__Records that describe figures__:
[START]

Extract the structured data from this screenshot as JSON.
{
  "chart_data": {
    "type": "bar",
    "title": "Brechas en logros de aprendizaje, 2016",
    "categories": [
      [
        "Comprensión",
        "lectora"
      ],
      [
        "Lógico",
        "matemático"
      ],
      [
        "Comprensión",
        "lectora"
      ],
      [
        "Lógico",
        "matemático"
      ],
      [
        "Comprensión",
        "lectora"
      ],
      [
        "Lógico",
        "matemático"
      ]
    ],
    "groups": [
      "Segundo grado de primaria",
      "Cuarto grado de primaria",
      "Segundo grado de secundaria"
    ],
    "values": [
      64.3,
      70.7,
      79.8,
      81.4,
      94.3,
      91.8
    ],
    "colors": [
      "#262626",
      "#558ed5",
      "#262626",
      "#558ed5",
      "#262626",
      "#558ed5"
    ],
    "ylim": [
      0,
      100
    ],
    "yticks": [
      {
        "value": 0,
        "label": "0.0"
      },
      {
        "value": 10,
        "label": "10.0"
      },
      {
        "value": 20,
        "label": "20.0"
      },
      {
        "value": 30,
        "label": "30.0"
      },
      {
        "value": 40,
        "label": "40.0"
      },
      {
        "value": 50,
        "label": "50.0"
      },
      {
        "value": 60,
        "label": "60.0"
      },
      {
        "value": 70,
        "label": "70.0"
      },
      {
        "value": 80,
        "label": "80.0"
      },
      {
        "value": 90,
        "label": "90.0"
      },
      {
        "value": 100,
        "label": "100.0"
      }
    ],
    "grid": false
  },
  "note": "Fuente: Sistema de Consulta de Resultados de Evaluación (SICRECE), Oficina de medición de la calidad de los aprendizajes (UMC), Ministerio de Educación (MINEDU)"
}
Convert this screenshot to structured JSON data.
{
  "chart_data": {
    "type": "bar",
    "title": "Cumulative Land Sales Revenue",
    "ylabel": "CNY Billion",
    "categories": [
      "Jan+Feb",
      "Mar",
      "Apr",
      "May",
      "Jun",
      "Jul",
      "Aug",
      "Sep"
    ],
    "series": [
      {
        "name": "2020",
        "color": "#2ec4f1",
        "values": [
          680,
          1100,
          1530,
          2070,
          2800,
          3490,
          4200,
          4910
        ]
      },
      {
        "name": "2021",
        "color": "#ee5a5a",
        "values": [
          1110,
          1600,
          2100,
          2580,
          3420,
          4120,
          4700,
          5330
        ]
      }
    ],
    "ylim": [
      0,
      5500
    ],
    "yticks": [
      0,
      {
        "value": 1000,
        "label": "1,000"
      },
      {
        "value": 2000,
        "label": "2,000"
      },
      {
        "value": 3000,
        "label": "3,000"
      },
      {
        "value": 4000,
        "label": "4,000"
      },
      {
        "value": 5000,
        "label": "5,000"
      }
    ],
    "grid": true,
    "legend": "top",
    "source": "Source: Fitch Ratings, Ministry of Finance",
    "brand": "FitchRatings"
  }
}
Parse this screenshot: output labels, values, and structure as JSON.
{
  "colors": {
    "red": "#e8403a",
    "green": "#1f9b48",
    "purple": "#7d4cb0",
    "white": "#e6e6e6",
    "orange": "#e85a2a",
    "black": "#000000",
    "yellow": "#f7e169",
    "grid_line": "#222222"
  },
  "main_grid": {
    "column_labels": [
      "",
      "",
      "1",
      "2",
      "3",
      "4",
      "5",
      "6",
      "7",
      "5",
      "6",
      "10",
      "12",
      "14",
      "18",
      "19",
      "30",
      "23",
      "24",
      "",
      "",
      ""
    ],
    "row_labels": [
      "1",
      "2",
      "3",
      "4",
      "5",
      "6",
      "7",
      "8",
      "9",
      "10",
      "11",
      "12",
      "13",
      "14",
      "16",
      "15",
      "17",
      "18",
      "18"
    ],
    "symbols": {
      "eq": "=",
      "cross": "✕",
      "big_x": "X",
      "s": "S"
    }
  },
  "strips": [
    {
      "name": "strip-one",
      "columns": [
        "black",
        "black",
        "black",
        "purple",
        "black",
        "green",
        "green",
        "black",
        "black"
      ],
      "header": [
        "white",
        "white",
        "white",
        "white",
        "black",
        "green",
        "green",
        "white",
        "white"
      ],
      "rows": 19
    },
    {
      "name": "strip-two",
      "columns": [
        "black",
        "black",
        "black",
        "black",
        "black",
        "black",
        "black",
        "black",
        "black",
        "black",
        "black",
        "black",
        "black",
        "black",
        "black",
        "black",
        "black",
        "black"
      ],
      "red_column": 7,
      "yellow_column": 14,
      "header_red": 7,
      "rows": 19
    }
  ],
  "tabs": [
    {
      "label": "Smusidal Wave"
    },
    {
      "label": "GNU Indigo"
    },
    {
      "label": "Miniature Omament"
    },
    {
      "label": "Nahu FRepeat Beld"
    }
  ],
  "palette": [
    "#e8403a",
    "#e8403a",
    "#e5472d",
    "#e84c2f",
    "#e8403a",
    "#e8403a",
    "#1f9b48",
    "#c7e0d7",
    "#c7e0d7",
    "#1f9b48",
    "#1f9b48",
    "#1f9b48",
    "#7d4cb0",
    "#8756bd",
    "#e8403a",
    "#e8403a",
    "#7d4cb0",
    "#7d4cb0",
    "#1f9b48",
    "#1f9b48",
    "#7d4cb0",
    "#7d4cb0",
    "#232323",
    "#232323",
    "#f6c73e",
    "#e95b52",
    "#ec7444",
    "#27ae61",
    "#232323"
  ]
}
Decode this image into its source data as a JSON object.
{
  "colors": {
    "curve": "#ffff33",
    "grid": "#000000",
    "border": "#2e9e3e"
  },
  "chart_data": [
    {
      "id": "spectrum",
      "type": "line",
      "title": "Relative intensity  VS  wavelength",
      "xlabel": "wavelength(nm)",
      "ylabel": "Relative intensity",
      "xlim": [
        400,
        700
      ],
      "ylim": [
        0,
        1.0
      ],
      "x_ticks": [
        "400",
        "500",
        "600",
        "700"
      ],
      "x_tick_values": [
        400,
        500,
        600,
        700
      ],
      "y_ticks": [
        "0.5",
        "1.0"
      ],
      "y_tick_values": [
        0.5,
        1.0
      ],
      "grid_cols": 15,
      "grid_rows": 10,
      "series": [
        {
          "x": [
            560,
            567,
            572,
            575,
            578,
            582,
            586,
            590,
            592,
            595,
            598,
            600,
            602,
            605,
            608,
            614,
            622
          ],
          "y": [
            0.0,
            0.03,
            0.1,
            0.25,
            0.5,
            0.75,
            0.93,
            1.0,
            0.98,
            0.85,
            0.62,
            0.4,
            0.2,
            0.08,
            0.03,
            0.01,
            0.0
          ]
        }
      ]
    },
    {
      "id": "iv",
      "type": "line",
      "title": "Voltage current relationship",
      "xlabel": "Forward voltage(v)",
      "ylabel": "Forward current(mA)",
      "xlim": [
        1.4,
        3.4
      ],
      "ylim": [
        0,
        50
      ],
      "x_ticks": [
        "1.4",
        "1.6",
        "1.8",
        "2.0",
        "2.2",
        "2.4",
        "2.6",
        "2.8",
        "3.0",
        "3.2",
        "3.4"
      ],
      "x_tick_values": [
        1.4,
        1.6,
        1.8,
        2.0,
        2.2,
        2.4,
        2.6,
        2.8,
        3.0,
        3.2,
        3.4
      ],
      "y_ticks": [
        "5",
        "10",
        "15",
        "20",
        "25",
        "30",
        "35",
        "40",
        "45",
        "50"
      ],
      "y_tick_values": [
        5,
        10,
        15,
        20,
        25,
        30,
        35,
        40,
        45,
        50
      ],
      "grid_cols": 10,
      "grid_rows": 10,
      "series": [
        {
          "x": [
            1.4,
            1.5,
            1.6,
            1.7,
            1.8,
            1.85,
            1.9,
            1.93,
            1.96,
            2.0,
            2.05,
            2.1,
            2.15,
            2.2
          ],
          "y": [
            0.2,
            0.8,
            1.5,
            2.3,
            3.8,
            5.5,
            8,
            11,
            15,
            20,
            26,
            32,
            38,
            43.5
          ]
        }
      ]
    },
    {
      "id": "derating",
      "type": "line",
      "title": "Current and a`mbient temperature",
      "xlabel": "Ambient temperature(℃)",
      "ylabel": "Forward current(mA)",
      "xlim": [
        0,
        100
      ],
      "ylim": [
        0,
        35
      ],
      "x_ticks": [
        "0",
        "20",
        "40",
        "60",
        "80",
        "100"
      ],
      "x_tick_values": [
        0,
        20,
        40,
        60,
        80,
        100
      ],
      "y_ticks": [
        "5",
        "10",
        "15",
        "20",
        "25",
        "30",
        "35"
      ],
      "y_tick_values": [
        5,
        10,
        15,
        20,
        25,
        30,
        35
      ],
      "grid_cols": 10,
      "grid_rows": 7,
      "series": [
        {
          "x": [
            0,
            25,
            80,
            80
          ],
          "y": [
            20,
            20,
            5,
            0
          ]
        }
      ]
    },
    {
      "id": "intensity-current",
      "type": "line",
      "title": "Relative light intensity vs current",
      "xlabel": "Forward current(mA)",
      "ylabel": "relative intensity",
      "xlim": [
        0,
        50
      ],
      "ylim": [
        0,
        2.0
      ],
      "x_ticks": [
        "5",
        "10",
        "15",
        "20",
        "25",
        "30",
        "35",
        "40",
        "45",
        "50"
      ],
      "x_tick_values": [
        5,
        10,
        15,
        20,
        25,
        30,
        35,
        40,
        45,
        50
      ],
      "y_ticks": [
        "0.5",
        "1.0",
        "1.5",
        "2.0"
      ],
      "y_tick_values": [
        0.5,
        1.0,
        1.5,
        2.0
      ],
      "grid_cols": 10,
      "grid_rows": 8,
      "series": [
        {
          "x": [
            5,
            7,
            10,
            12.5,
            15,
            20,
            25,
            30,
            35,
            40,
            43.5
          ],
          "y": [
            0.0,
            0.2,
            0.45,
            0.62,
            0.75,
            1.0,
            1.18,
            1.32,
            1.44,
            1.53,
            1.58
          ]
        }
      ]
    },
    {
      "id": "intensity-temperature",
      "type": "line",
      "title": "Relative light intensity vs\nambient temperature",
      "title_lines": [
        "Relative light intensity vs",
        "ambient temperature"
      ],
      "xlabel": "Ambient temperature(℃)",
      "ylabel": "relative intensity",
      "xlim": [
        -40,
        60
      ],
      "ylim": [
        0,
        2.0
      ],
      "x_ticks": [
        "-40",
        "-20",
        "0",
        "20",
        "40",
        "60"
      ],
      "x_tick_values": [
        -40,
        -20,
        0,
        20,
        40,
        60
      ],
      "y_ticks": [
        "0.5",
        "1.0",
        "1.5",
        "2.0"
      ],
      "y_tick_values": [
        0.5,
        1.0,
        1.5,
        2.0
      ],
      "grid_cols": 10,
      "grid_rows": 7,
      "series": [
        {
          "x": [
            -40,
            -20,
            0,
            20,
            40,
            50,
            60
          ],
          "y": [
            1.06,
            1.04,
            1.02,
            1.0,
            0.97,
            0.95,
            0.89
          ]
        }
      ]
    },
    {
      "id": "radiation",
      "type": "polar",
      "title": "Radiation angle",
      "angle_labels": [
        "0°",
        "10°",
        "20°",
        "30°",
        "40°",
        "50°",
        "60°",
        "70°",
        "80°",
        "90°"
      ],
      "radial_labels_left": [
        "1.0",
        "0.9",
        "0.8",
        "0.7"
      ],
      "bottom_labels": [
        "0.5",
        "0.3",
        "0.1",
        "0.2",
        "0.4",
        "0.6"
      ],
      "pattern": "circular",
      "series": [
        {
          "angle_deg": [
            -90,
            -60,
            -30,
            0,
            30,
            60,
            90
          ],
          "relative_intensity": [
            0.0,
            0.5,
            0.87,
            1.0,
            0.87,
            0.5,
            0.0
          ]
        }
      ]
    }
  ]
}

[END]

__Aim of the exercise__: List each line holding the string "xlabel".

__Solution below__:
      "xlabel": "wavelength(nm)",
      "xlabel": "Forward voltage(v)",
      "xlabel": "Ambient temperature(℃)",
      "xlabel": "Forward current(mA)",
      "xlabel": "Ambient temperature(℃)",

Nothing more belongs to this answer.